TASK TO COMPLETE — Can all of these lines be returned exactly?

STORED RECORDS —
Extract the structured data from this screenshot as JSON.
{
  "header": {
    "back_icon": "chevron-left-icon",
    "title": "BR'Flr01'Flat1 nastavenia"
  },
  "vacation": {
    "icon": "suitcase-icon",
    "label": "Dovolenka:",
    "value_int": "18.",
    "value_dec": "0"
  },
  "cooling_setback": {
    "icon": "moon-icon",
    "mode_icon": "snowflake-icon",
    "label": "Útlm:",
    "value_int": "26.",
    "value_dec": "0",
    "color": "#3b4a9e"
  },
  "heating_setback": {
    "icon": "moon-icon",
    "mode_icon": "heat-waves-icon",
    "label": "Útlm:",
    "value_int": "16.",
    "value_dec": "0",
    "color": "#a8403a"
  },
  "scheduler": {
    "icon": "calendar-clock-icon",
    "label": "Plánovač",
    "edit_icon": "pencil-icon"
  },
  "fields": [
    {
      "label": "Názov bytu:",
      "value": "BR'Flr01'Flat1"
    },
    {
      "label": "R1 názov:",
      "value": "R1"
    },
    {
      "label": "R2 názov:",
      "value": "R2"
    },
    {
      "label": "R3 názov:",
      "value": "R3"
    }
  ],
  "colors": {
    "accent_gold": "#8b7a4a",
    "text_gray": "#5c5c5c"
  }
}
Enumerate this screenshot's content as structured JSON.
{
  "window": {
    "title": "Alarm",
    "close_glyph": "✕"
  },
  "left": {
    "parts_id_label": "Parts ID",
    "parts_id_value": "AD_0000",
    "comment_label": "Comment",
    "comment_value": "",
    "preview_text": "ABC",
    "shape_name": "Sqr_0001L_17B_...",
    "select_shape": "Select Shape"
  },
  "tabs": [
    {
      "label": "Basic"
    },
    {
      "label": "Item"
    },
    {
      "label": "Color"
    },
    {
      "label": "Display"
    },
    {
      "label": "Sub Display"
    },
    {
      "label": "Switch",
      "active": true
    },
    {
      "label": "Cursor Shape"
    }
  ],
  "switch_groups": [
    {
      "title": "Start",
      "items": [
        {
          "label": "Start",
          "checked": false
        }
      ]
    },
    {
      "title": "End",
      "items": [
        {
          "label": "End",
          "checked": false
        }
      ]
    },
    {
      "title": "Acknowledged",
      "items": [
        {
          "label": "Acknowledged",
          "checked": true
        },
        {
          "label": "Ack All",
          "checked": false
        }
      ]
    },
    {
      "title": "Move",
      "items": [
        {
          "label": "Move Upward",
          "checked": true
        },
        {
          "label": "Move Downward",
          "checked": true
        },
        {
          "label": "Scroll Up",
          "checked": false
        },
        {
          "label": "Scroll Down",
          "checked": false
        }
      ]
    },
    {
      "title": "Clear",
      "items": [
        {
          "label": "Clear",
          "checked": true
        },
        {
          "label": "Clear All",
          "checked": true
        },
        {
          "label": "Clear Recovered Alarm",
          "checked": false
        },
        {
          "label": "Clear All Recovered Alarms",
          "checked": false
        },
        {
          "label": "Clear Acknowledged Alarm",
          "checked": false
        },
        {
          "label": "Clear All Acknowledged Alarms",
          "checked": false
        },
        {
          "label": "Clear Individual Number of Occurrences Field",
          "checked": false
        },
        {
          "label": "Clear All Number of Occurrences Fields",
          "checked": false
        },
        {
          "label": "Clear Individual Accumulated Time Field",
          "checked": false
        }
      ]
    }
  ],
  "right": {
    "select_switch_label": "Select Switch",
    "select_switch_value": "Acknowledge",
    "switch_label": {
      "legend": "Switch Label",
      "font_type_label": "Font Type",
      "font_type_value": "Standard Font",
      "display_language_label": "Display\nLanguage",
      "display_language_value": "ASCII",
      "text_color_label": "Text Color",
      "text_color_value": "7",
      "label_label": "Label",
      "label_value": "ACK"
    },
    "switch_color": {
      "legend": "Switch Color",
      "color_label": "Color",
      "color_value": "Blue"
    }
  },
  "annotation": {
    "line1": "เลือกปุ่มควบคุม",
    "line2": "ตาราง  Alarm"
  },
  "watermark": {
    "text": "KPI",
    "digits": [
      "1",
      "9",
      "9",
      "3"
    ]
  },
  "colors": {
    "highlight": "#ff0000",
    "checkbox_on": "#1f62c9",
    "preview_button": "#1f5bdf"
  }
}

RESULT —
Extract the structured data from this screenshot as JSON.
{
  "header": {
    "back_icon": "chevron-left-icon",
    "title": "BR'Flr01'Flat1 nastavenia"
  },
  "vacation": {
    "icon": "suitcase-icon",
    "label": "Dovolenka:",
    "value_int": "18.",
    "value_dec": "0"
  },
  "cooling_setback": {
    "icon": "moon-icon",
    "mode_icon": "snowflake-icon",
    "label": "Útlm:",
    "value_int": "26.",
    "value_dec": "0",
    "color": "#3b4a9e"
  },
  "heating_setback": {
    "icon": "moon-icon",
    "mode_icon": "heat-waves-icon",
    "label": "Útlm:",
    "value_int": "16.",
    "value_dec": "0",
    "color": "#a8403a"
  },
  "scheduler": {
    "icon": "calendar-clock-icon",
    "label": "Plánovač",
    "edit_icon": "pencil-icon"
  },
  "fields": [
    {
      "label": "Názov bytu:",
      "value": "BR'Flr01'Flat1"
    },
    {
      "label": "R1 názov:",
      "value": "R1"
    },
    {
      "label": "R2 názov:",
      "value": "R2"
    },
    {
      "label": "R3 názov:",
      "value": "R3"
    }
  ],
  "colors": {
    "accent_gold": "#8b7a4a",
    "text_gray": "#5c5c5c"
  }
}
Enumerate this screenshot's content as structured JSON.
{
  "window": {
    "title": "Alarm",
    "close_glyph": "✕"
  },
  "left": {
    "parts_id_label": "Parts ID",
    "parts_id_value": "AD_0000",
    "comment_label": "Comment",
    "comment_value": "",
    "preview_text": "ABC",
    "shape_name": "Sqr_0001L_17B_...",
    "select_shape": "Select Shape"
  },
  "tabs": [
    {
      "label": "Basic"
    },
    {
      "label": "Item"
    },
    {
      "label": "Color"
    },
    {
      "label": "Display"
    },
    {
      "label": "Sub Display"
    },
    {
      "label": "Switch",
      "active": true
    },
    {
      "label": "Cursor Shape"
    }
  ],
  "switch_groups": [
    {
      "title": "Start",
      "items": [
        {
          "label": "Start",
          "checked": false
        }
      ]
    },
    {
      "title": "End",
      "items": [
        {
          "label": "End",
          "checked": false
        }
      ]
    },
    {
      "title": "Acknowledged",
      "items": [
        {
          "label": "Acknowledged",
          "checked": true
        },
        {
          "label": "Ack All",
          "checked": false
        }
      ]
    },
    {
      "title": "Move",
      "items": [
        {
          "label": "Move Upward",
          "checked": true
        },
        {
          "label": "Move Downward",
          "checked": true
        },
        {
          "label": "Scroll Up",
          "checked": false
        },
        {
          "label": "Scroll Down",
          "checked": false
        }
      ]
    },
    {
      "title": "Clear",
      "items": [
        {
          "label": "Clear",
          "checked": true
        },
        {
          "label": "Clear All",
          "checked": true
        },
        {
          "label": "Clear Recovered Alarm",
          "checked": false
        },
        {
          "label": "Clear All Recovered Alarms",
          "checked": false
        },
        {
          "label": "Clear Acknowledged Alarm",
          "checked": false
        },
        {
          "label": "Clear All Acknowledged Alarms",
          "checked": false
        },
        {
          "label": "Clear Individual Number of Occurrences Field",
          "checked": false
        },
        {
          "label": "Clear All Number of Occurrences Fields",
          "checked": false
        },
        {
          "label": "Clear Individual Accumulated Time Field",
          "checked": false
        }
      ]
    }
  ],
  "right": {
    "select_switch_label": "Select Switch",
    "select_switch_value": "Acknowledge",
    "switch_label": {
      "legend": "Switch Label",
      "font_type_label": "Font Type",
      "font_type_value": "Standard Font",
      "display_language_label": "Display\nLanguage",
      "display_language_value": "ASCII",
      "text_color_label": "Text Color",
      "text_color_value": "7",
      "label_label": "Label",
      "label_value": "ACK"
    },
    "switch_color": {
      "legend": "Switch Color",
      "color_label": "Color",
      "color_value": "Blue"
    }
  },
  "annotation": {
    "line1": "เลือกปุ่มควบคุม",
    "line2": "ตาราง  Alarm"
  },
  "watermark": {
    "text": "KPI",
    "digits": [
      "1",
      "9",
      "9",
      "3"
    ]
  },
  "colors": {
    "highlight": "#ff0000",
    "checkbox_on": "#1f62c9",
    "preview_button": "#1f5bdf"
  }
}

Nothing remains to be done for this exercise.